*Task description:*
Copy every line of the records below that holds the word "Eliza".
========
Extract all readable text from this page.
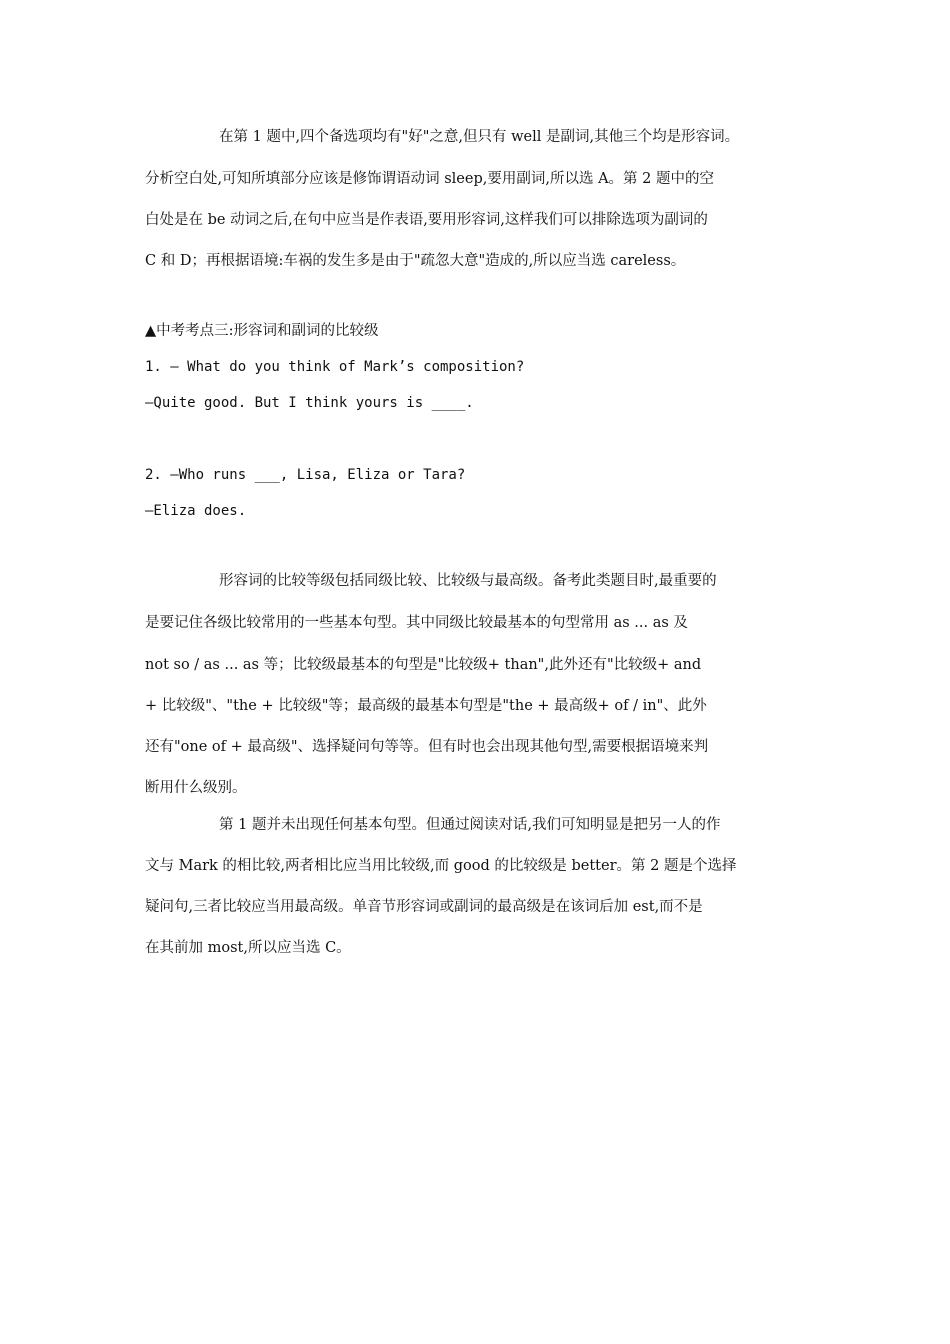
在第 1 题中,四个备选项均有"好"之意,但只有 well 是副词,其他三个均是形容词。
分析空白处,可知所填部分应该是修饰谓语动词 sleep,要用副词,所以选 A。第 2 题中的空
白处是在 be 动词之后,在句中应当是作表语,要用形容词,这样我们可以排除选项为副词的
C 和 D；再根据语境:车祸的发生多是由于"疏忽大意"造成的,所以应当选 careless。
▲中考考点三:形容词和副词的比较级
1. — What do you think of Mark’s composition?
—Quite good. But I think yours is ____.
2. —Who runs ___, Lisa, Eliza or Tara?
—Eliza does.
形容词的比较等级包括同级比较、比较级与最高级。备考此类题目时,最重要的
是要记住各级比较常用的一些基本句型。其中同级比较最基本的句型常用 as ... as 及
not so / as ... as 等；比较级最基本的句型是"比较级+ than",此外还有"比较级+ and
+ 比较级"、"the + 比较级"等；最高级的最基本句型是"the + 最高级+ of / in"、此外
还有"one of + 最高级"、选择疑问句等等。但有时也会出现其他句型,需要根据语境来判
断用什么级别。
第 1 题并未出现任何基本句型。但通过阅读对话,我们可知明显是把另一人的作
文与 Mark 的相比较,两者相比应当用比较级,而 good 的比较级是 better。第 2 题是个选择
疑问句,三者比较应当用最高级。单音节形容词或副词的最高级是在该词后加 est,而不是
在其前加 most,所以应当选 C。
========
*Complete answer:*
2. —Who runs ___, Lisa, Eliza or Tara?
—Eliza does.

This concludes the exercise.